▸ **WHAT THE TASK REQUIRES**
Repeat, exactly and completely, the material that follows. Omit the pictures.

▸ **DATA SUPPLIED**
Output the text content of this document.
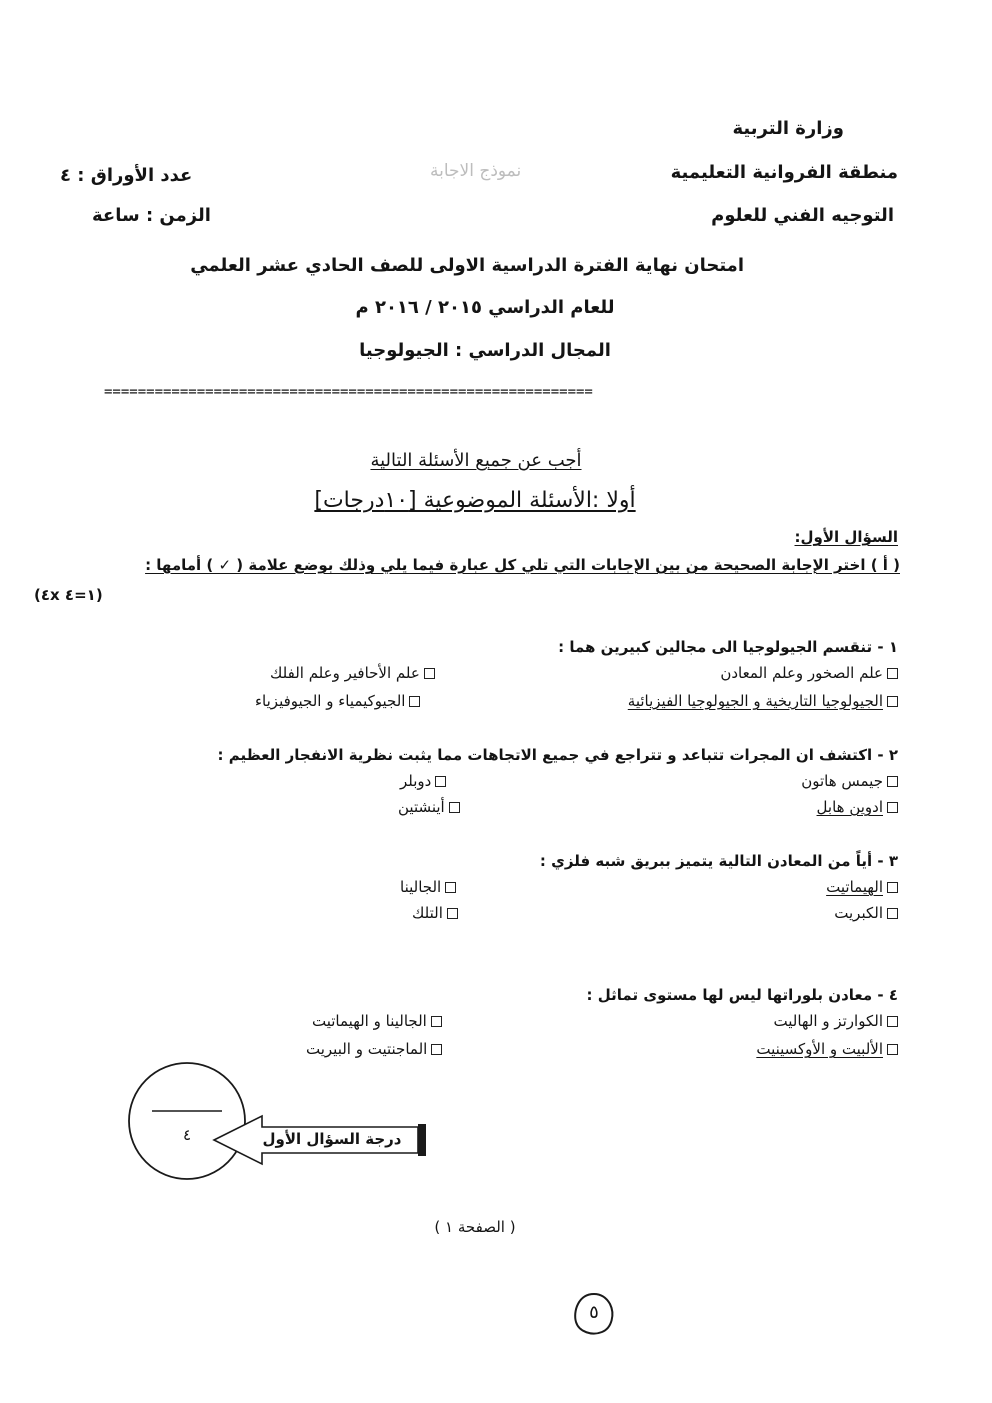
وزارة التربية
منطقة الفروانية التعليمية
التوجيه الفني للعلوم
نموذج الاجابة
عدد الأوراق : ٤
الزمن : ساعة
امتحان نهاية الفترة الدراسية الاولى للصف الحادي عشر العلمي
للعام الدراسي ٢٠١٥ / ٢٠١٦ م
المجال الدراسي : الجيولوجيا
==========================================================
أجب عن جميع الأسئلة التالية
أولا :الأسئلة الموضوعية [١٠درجات]
السؤال الأول:
( أ ) اختر الإجابة الصحيحة من بين الإجابات التي تلي كل عبارة فيما يلي وذلك بوضع علامة ( ✓ ) أمامها :
(٤x ١=٤)
١ - تنقسم الجيولوجيا الى مجالين كبيرين هما :
علم الصخور وعلم المعادن
علم الأحافير وعلم الفلك
الجيولوجيا التاريخية و الجيولوجيا الفيزيائية
الجيوكيمياء و الجيوفيزياء
٢ - اكتشف ان المجرات تتباعد و تتراجع في جميع الاتجاهات مما يثبت نظرية الانفجار العظيم :
جيمس هاتون
دوبلر
ادوين هابل
أينشتين
٣ - أياً من المعادن التالية يتميز ببريق شبه فلزي :
الهيماتيت
الجالينا
الكبريت
التلك
٤ - معادن بلوراتها ليس لها مستوى تماثل :
الكوارتز و الهاليت
الجالينا و الهيماتيت
الألبيت و الأوكسينيت
الماجنتيت و البيريت
٤	درجة السؤال الأول
( الصفحة ١ )
٥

▸ **RESPONSE**
Output the text content of this document.
وزارة التربية
منطقة الفروانية التعليمية
التوجيه الفني للعلوم
نموذج الاجابة
عدد الأوراق : ٤
الزمن : ساعة
امتحان نهاية الفترة الدراسية الاولى للصف الحادي عشر العلمي
للعام الدراسي ٢٠١٥ / ٢٠١٦ م
المجال الدراسي : الجيولوجيا
==========================================================
أجب عن جميع الأسئلة التالية
أولا :الأسئلة الموضوعية [١٠درجات]
السؤال الأول:
( أ ) اختر الإجابة الصحيحة من بين الإجابات التي تلي كل عبارة فيما يلي وذلك بوضع علامة ( ✓ ) أمامها :
(٤x ١=٤)
١ - تنقسم الجيولوجيا الى مجالين كبيرين هما :
علم الصخور وعلم المعادن
علم الأحافير وعلم الفلك
الجيولوجيا التاريخية و الجيولوجيا الفيزيائية
الجيوكيمياء و الجيوفيزياء
٢ - اكتشف ان المجرات تتباعد و تتراجع في جميع الاتجاهات مما يثبت نظرية الانفجار العظيم :
جيمس هاتون
دوبلر
ادوين هابل
أينشتين
٣ - أياً من المعادن التالية يتميز ببريق شبه فلزي :
الهيماتيت
الجالينا
الكبريت
التلك
٤ - معادن بلوراتها ليس لها مستوى تماثل :
الكوارتز و الهاليت
الجالينا و الهيماتيت
الألبيت و الأوكسينيت
الماجنتيت و البيريت
٤	درجة السؤال الأول
( الصفحة ١ )
٥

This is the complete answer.